++++ ОТРЫВОК ++++

Вот теперь настала пора поговорить об Указе, который сделал Емельяна по-настоящему знаменитым. Именно благодаря ему слово «пугачевщина» стало нарицательным. И если одни боялись ее повторения, то для других пугачевщина стала манящей звездой. Многие — от Михаила Бакунина до эсеров — мечтали как раз разжечь подобный бунт.
Впрочем, стоит упомянуть один факт, который, возможно, сыграл в появлении этого Указа большую роль.
В августе 1774 года Синод распространил по церквам особое «увещевание». В нем Пугачев был назван орудием дьявола, поправшим веру и закон, последователем антихриста, ниспровергателем алтарей, разорителем церквей. Казанский архиепископ Вениамин Пуцек-Григорович, предал Пугачева церковному проклятию как «нарушителя веры, хулителя и похитителя власти царской».
Емельян вряд ли был глубоко верующим человеком. Да и Церковь в XVIII веке уже не имела той силы, что раньше. Но, возможно, это сыграло свою роль. Дескать, вы со мной так? А вот получайте! И появился знаменитый Указ.
Его Пугачев огласил с крыльца своей «штаб-квартиры» в Саранске при большом стечении народа. Вот его текст. «Объявляется во всенародное известие.
Жалуем сим имянным указом с монаршим и отеческим нашим милосердием всех, находившихся прежде в крестьянстве и в подданстве помещиков, быть верноподданными рабами собственной нашей короне; и награждаем древним крестом и молитвою, головами и бородами, вольностию и свободою и вечно казаками, не требуя рекрутских наборов, подушных и протчих денежных податей, владением землями, лесными, сенокосными угодьями и рыбными ловлями, и соляными озерами без покупки и без оброку; и свобождаем всех от прежде чинимых от злодеев дворян и градцких мздоимцов-судей крестьяном и всему народу налагаемых податей и отягощениев. И желаем вам спасения душ и спокойной в свете жизни, для которой мы вкусили и претерпели от прописанных злодеев-дворян странствие и немалыя бедствии.

++++

**ЗАДАНИЕ**
Выпишите приведенный выше отрывок об указе Пугачева полностью, без единого изменения. Приведенные далее строки в этой работе никак не используются.

++++ ВЫБРАННЫЕ СТРОКИ ++++

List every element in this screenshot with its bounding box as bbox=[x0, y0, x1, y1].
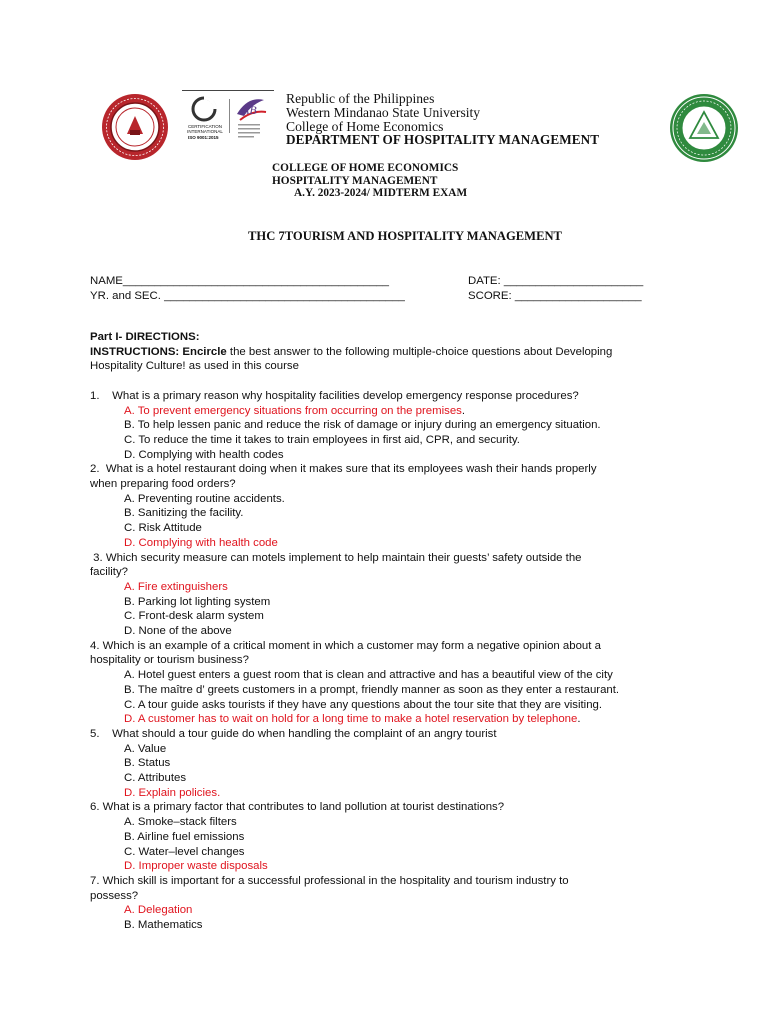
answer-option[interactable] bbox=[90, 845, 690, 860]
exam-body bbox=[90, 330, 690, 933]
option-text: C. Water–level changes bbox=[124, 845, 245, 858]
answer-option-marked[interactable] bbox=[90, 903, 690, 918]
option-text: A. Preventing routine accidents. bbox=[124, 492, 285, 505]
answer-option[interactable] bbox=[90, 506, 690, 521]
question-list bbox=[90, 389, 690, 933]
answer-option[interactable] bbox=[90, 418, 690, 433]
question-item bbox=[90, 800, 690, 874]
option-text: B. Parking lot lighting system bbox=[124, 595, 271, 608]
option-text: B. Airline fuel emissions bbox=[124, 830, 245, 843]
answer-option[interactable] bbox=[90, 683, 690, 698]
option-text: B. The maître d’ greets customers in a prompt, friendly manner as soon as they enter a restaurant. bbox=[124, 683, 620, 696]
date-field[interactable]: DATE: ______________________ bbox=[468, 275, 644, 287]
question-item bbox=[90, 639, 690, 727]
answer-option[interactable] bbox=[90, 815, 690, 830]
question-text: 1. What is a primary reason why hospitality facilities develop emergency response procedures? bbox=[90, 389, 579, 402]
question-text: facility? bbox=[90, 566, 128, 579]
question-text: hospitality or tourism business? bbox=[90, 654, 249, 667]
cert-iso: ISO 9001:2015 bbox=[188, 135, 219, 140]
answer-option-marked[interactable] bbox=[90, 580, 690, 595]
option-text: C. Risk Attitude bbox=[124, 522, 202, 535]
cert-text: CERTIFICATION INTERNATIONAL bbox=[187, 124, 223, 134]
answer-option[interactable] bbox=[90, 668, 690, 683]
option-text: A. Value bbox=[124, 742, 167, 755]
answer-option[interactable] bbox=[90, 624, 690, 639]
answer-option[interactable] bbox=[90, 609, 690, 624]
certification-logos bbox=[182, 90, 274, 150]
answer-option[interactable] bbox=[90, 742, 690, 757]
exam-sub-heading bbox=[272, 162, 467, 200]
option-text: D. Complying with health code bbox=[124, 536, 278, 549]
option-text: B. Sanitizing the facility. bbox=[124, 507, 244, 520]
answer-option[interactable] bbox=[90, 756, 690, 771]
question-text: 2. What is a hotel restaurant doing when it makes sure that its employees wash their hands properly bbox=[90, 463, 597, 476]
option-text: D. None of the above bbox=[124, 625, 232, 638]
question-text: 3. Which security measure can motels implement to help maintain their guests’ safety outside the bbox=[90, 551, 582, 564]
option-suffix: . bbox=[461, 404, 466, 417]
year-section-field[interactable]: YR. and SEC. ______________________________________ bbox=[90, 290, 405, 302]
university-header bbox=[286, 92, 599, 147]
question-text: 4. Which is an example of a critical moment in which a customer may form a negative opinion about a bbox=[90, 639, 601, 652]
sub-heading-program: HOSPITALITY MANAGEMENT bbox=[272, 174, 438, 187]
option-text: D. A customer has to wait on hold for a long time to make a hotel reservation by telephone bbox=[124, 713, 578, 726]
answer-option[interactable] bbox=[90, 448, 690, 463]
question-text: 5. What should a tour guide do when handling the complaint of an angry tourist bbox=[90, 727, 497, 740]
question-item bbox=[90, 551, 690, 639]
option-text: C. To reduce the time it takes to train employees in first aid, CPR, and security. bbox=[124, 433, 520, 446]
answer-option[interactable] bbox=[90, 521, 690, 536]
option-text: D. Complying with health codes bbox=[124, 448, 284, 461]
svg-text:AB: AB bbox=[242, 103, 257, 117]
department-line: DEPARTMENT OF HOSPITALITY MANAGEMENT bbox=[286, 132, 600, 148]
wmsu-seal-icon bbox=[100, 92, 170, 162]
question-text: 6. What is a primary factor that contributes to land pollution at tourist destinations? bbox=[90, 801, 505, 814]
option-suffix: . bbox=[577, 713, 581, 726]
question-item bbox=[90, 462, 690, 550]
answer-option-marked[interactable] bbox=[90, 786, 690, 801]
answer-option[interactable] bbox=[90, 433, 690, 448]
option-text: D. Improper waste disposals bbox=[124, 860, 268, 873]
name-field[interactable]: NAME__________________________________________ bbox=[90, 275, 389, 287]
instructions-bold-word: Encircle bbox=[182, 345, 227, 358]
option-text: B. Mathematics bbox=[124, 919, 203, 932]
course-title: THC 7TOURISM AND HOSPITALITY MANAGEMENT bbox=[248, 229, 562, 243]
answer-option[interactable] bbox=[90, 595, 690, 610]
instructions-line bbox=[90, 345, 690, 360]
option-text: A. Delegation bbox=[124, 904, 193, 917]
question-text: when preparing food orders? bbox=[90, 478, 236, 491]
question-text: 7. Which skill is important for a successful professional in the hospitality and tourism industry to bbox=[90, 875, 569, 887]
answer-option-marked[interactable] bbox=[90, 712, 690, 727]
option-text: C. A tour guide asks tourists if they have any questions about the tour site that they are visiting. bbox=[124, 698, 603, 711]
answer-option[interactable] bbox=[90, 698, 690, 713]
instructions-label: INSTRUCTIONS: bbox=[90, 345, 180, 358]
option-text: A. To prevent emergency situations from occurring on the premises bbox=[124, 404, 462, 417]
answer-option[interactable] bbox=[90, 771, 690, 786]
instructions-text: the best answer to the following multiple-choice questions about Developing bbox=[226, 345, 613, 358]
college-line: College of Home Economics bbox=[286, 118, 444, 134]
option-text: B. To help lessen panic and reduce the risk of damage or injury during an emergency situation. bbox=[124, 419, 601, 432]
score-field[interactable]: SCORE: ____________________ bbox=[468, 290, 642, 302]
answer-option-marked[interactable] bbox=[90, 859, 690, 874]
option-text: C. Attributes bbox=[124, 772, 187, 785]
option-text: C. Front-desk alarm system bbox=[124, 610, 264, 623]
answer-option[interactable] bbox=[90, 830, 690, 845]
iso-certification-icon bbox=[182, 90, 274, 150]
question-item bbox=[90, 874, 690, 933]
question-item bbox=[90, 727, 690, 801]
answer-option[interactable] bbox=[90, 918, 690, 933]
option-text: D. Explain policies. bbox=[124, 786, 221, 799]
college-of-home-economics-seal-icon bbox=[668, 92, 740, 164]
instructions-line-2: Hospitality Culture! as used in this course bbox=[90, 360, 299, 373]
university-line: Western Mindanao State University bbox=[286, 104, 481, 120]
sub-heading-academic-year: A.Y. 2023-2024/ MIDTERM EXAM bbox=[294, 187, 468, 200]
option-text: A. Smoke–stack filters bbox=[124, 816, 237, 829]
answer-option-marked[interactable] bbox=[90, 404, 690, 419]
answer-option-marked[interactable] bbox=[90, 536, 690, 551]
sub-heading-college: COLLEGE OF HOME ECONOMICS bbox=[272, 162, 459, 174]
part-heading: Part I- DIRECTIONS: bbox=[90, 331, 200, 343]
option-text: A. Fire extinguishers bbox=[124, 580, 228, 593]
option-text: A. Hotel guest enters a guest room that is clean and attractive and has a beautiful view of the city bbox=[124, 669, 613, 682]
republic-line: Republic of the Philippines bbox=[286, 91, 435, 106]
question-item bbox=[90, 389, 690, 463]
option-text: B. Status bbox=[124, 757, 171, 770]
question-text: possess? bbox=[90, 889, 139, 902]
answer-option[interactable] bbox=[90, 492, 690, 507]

++++
++++ ВЫБРАННЫЕ СТРОКИ ++++

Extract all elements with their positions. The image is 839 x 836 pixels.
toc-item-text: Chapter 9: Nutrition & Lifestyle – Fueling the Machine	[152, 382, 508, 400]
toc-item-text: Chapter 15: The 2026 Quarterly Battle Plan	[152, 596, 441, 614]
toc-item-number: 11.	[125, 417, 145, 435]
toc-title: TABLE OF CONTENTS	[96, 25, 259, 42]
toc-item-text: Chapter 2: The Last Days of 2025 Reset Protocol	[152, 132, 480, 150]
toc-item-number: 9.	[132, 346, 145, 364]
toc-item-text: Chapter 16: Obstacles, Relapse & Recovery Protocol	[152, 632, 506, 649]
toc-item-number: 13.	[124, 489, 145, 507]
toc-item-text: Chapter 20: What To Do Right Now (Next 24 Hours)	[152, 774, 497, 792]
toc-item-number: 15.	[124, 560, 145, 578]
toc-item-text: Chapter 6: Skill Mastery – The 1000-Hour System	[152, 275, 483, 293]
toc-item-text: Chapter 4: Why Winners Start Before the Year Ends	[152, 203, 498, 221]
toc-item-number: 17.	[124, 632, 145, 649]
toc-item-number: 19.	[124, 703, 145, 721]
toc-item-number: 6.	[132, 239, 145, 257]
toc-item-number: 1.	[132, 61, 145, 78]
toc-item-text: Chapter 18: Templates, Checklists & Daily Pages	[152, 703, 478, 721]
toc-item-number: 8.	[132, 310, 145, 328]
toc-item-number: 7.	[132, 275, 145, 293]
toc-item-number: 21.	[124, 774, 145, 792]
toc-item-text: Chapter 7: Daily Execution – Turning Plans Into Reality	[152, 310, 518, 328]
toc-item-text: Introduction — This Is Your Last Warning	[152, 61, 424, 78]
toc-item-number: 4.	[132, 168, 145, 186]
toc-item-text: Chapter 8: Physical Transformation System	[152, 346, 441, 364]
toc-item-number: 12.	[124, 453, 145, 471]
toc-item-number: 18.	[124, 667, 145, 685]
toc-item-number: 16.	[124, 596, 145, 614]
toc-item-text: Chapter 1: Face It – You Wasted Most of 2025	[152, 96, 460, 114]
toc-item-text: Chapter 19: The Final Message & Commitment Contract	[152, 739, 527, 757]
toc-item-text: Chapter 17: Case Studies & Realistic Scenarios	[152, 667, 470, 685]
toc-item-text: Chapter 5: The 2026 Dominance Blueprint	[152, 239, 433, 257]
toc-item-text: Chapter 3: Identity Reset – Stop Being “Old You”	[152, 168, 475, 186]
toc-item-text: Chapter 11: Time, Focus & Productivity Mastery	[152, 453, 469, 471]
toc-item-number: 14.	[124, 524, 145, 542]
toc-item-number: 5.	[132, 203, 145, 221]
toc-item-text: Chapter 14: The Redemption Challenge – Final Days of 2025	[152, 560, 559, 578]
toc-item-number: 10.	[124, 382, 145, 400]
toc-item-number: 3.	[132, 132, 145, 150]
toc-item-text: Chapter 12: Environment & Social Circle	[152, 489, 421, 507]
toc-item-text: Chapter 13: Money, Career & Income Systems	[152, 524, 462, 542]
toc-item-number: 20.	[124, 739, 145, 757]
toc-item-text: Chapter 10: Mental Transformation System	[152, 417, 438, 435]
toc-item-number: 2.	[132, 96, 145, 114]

++++
++++ ВЫБРАННЫЕ СТРОКИ ++++

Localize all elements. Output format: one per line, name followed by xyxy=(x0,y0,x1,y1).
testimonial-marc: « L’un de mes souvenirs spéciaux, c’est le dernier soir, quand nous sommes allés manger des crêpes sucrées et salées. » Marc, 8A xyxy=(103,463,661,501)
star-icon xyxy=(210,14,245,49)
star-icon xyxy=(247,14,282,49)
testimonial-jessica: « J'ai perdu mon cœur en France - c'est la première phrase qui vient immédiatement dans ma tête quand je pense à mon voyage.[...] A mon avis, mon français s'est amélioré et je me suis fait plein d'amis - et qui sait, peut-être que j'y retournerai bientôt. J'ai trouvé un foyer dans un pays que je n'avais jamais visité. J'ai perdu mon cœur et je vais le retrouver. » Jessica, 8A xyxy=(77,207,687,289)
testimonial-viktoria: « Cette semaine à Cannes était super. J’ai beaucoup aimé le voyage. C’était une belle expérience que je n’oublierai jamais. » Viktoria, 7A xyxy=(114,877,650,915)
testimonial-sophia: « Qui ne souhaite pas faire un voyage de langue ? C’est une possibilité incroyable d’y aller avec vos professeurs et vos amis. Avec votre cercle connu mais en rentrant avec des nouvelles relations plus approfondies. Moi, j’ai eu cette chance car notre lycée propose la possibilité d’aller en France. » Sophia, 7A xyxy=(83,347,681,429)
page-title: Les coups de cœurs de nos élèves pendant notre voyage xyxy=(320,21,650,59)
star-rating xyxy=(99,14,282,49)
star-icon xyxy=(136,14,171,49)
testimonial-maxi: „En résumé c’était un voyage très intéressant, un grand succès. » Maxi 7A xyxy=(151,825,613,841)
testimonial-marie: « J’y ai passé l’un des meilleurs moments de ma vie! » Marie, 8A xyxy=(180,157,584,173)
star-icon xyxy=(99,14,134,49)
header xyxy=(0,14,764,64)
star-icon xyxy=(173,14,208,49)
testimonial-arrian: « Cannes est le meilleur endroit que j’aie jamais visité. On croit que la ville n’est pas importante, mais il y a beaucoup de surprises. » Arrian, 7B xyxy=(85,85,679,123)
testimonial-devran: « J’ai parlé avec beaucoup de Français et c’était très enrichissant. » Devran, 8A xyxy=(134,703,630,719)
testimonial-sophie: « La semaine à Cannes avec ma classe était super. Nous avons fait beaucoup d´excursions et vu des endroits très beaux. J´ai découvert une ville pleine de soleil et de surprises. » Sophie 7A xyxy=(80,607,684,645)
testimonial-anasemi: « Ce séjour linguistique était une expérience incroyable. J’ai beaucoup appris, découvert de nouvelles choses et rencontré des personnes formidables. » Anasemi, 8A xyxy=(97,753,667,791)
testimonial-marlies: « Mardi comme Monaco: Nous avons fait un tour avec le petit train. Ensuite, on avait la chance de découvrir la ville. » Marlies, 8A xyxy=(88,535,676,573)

++++

**РЕШЕНИЕ**
Вот теперь настала пора поговорить об Указе, который сделал Емельяна по-настоящему знаменитым. Именно благодаря ему слово «пугачевщина» стало нарицательным. И если одни боялись ее повторения, то для других пугачевщина стала манящей звездой. Многие — от Михаила Бакунина до эсеров — мечтали как раз разжечь подобный бунт.
Впрочем, стоит упомянуть один факт, который, возможно, сыграл в появлении этого Указа большую роль.
В августе 1774 года Синод распространил по церквам особое «увещевание». В нем Пугачев был назван орудием дьявола, поправшим веру и закон, последователем антихриста, ниспровергателем алтарей, разорителем церквей. Казанский архиепископ Вениамин Пуцек-Григорович, предал Пугачева церковному проклятию как «нарушителя веры, хулителя и похитителя власти царской».
Емельян вряд ли был глубоко верующим человеком. Да и Церковь в XVIII веке уже не имела той силы, что раньше. Но, возможно, это сыграло свою роль. Дескать, вы со мной так? А вот получайте! И появился знаменитый Указ.
Его Пугачев огласил с крыльца своей «штаб-квартиры» в Саранске при большом стечении народа. Вот его текст. «Объявляется во всенародное известие.
Жалуем сим имянным указом с монаршим и отеческим нашим милосердием всех, находившихся прежде в крестьянстве и в подданстве помещиков, быть верноподданными рабами собственной нашей короне; и награждаем древним крестом и молитвою, головами и бородами, вольностию и свободою и вечно казаками, не требуя рекрутских наборов, подушных и протчих денежных податей, владением землями, лесными, сенокосными угодьями и рыбными ловлями, и соляными озерами без покупки и без оброку; и свобождаем всех от прежде чинимых от злодеев дворян и градцких мздоимцов-судей крестьяном и всему народу налагаемых податей и отягощениев. И желаем вам спасения душ и спокойной в свете жизни, для которой мы вкусили и претерпели от прописанных злодеев-дворян странствие и немалыя бедствии.